EXERCISE DETAILS -
Reproduce each of the following rows word for word, with no changes.

(Element and box listings)
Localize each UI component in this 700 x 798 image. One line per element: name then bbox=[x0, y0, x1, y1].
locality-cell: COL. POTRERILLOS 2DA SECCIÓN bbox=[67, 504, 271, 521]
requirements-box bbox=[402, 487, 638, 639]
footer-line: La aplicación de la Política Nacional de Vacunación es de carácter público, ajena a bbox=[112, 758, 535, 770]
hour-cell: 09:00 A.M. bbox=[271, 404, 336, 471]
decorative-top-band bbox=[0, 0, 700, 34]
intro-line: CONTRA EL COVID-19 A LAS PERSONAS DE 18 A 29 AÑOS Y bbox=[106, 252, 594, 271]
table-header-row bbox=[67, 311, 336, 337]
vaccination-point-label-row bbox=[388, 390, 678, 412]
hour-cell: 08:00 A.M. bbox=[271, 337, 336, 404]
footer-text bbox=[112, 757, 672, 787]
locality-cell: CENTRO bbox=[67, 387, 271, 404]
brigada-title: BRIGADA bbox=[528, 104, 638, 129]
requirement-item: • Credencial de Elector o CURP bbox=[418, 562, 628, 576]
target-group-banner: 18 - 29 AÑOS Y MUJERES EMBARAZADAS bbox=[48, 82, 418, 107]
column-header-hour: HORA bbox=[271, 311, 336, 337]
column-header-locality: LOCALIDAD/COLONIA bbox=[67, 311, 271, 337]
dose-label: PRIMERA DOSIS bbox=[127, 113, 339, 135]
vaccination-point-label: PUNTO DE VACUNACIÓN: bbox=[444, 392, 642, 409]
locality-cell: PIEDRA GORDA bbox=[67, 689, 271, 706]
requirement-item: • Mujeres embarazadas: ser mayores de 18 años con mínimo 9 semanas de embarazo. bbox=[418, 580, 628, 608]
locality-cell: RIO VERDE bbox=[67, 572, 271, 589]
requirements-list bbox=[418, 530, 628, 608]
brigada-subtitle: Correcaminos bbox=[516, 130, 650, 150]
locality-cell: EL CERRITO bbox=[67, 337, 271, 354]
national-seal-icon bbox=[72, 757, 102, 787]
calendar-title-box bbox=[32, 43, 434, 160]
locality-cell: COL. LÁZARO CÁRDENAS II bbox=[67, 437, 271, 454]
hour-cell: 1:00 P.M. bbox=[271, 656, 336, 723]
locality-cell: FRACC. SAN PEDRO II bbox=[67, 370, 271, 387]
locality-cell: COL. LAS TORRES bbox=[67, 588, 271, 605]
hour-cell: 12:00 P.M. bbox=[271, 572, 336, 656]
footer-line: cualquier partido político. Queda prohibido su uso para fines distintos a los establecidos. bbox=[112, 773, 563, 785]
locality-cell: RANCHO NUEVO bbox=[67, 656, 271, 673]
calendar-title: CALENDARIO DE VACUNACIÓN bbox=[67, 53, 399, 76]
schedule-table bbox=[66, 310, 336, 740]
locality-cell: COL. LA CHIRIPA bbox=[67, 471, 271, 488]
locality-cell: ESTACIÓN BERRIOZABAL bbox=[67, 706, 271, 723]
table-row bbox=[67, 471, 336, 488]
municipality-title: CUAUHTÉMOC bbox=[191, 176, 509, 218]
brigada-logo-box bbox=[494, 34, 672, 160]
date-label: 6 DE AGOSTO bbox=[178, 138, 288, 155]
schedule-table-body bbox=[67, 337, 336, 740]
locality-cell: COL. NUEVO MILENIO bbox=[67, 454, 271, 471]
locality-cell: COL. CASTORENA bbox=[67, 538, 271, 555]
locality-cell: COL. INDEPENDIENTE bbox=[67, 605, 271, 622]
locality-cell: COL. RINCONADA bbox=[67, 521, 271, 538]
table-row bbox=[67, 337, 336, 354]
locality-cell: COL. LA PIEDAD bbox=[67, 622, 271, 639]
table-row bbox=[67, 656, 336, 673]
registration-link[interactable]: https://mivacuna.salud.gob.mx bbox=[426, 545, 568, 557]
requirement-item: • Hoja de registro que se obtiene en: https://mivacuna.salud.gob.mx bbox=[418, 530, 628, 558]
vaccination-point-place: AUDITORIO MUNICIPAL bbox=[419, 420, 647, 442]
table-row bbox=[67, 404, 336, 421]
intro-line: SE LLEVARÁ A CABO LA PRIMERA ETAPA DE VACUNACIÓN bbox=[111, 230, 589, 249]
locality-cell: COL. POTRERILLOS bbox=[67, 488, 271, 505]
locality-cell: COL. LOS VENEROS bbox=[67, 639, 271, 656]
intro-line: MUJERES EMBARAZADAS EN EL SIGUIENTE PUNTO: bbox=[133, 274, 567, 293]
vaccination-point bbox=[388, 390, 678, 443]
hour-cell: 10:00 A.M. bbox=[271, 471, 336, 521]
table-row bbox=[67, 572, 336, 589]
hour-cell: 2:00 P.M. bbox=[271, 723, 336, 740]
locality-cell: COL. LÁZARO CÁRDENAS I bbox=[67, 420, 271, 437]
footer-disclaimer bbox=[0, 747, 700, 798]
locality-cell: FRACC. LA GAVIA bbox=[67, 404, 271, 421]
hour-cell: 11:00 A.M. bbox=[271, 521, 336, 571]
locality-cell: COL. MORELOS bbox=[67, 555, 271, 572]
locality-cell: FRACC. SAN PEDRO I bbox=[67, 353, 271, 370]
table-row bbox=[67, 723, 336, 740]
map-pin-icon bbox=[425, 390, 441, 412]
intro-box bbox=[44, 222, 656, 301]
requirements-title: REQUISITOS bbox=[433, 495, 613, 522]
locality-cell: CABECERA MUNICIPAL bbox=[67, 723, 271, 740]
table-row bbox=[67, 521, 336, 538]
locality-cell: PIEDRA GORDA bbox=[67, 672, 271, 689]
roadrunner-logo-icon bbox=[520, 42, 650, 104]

SOLUTION TO THE PROBLEM -
Localize each UI component in this 700 x 798 image. One line per element: name then bbox=[x0, y0, x1, y1].
locality-cell: COL. POTRERILLOS 2DA SECCIÓN bbox=[67, 504, 271, 521]
requirements-box bbox=[402, 487, 638, 639]
footer-line: La aplicación de la Política Nacional de Vacunación es de carácter público, ajena a bbox=[112, 758, 535, 770]
hour-cell: 09:00 A.M. bbox=[271, 404, 336, 471]
decorative-top-band bbox=[0, 0, 700, 34]
intro-line: CONTRA EL COVID-19 A LAS PERSONAS DE 18 A 29 AÑOS Y bbox=[106, 252, 594, 271]
table-header-row bbox=[67, 311, 336, 337]
vaccination-point-label-row bbox=[388, 390, 678, 412]
hour-cell: 08:00 A.M. bbox=[271, 337, 336, 404]
footer-text bbox=[112, 757, 672, 787]
locality-cell: CENTRO bbox=[67, 387, 271, 404]
brigada-title: BRIGADA bbox=[528, 104, 638, 129]
requirement-item: • Credencial de Elector o CURP bbox=[418, 562, 628, 576]
target-group-banner: 18 - 29 AÑOS Y MUJERES EMBARAZADAS bbox=[48, 82, 418, 107]
column-header-hour: HORA bbox=[271, 311, 336, 337]
column-header-locality: LOCALIDAD/COLONIA bbox=[67, 311, 271, 337]
dose-label: PRIMERA DOSIS bbox=[127, 113, 339, 135]
vaccination-point-label: PUNTO DE VACUNACIÓN: bbox=[444, 392, 642, 409]
locality-cell: PIEDRA GORDA bbox=[67, 689, 271, 706]
requirement-item: • Mujeres embarazadas: ser mayores de 18 años con mínimo 9 semanas de embarazo. bbox=[418, 580, 628, 608]
locality-cell: RIO VERDE bbox=[67, 572, 271, 589]
requirements-list bbox=[418, 530, 628, 608]
brigada-subtitle: Correcaminos bbox=[516, 130, 650, 150]
locality-cell: EL CERRITO bbox=[67, 337, 271, 354]
national-seal-icon bbox=[72, 757, 102, 787]
calendar-title-box bbox=[32, 43, 434, 160]
locality-cell: COL. LÁZARO CÁRDENAS II bbox=[67, 437, 271, 454]
hour-cell: 1:00 P.M. bbox=[271, 656, 336, 723]
locality-cell: FRACC. SAN PEDRO II bbox=[67, 370, 271, 387]
locality-cell: COL. LAS TORRES bbox=[67, 588, 271, 605]
hour-cell: 12:00 P.M. bbox=[271, 572, 336, 656]
footer-line: cualquier partido político. Queda prohibido su uso para fines distintos a los establecidos. bbox=[112, 773, 563, 785]
locality-cell: RANCHO NUEVO bbox=[67, 656, 271, 673]
calendar-title: CALENDARIO DE VACUNACIÓN bbox=[67, 53, 399, 76]
schedule-table bbox=[66, 310, 336, 740]
locality-cell: COL. LA CHIRIPA bbox=[67, 471, 271, 488]
locality-cell: ESTACIÓN BERRIOZABAL bbox=[67, 706, 271, 723]
table-row bbox=[67, 471, 336, 488]
municipality-title: CUAUHTÉMOC bbox=[191, 176, 509, 218]
brigada-logo-box bbox=[494, 34, 672, 160]
date-label: 6 DE AGOSTO bbox=[178, 138, 288, 155]
schedule-table-body bbox=[67, 337, 336, 740]
locality-cell: COL. NUEVO MILENIO bbox=[67, 454, 271, 471]
locality-cell: COL. CASTORENA bbox=[67, 538, 271, 555]
locality-cell: COL. INDEPENDIENTE bbox=[67, 605, 271, 622]
locality-cell: COL. RINCONADA bbox=[67, 521, 271, 538]
table-row bbox=[67, 337, 336, 354]
locality-cell: COL. LA PIEDAD bbox=[67, 622, 271, 639]
table-row bbox=[67, 656, 336, 673]
registration-link[interactable]: https://mivacuna.salud.gob.mx bbox=[426, 545, 568, 557]
requirement-item: • Hoja de registro que se obtiene en: https://mivacuna.salud.gob.mx bbox=[418, 530, 628, 558]
vaccination-point-place: AUDITORIO MUNICIPAL bbox=[419, 420, 647, 442]
table-row bbox=[67, 404, 336, 421]
intro-line: SE LLEVARÁ A CABO LA PRIMERA ETAPA DE VACUNACIÓN bbox=[111, 230, 589, 249]
locality-cell: COL. POTRERILLOS bbox=[67, 488, 271, 505]
locality-cell: COL. LOS VENEROS bbox=[67, 639, 271, 656]
intro-line: MUJERES EMBARAZADAS EN EL SIGUIENTE PUNTO: bbox=[133, 274, 567, 293]
vaccination-point bbox=[388, 390, 678, 443]
hour-cell: 10:00 A.M. bbox=[271, 471, 336, 521]
table-row bbox=[67, 572, 336, 589]
hour-cell: 2:00 P.M. bbox=[271, 723, 336, 740]
locality-cell: COL. LÁZARO CÁRDENAS I bbox=[67, 420, 271, 437]
footer-disclaimer bbox=[0, 747, 700, 798]
locality-cell: FRACC. LA GAVIA bbox=[67, 404, 271, 421]
hour-cell: 11:00 A.M. bbox=[271, 521, 336, 571]
locality-cell: COL. MORELOS bbox=[67, 555, 271, 572]
locality-cell: FRACC. SAN PEDRO I bbox=[67, 353, 271, 370]
table-row bbox=[67, 723, 336, 740]
map-pin-icon bbox=[425, 390, 441, 412]
intro-box bbox=[44, 222, 656, 301]
requirements-title: REQUISITOS bbox=[433, 495, 613, 522]
locality-cell: CABECERA MUNICIPAL bbox=[67, 723, 271, 740]
table-row bbox=[67, 521, 336, 538]
locality-cell: PIEDRA GORDA bbox=[67, 672, 271, 689]
roadrunner-logo-icon bbox=[520, 42, 650, 104]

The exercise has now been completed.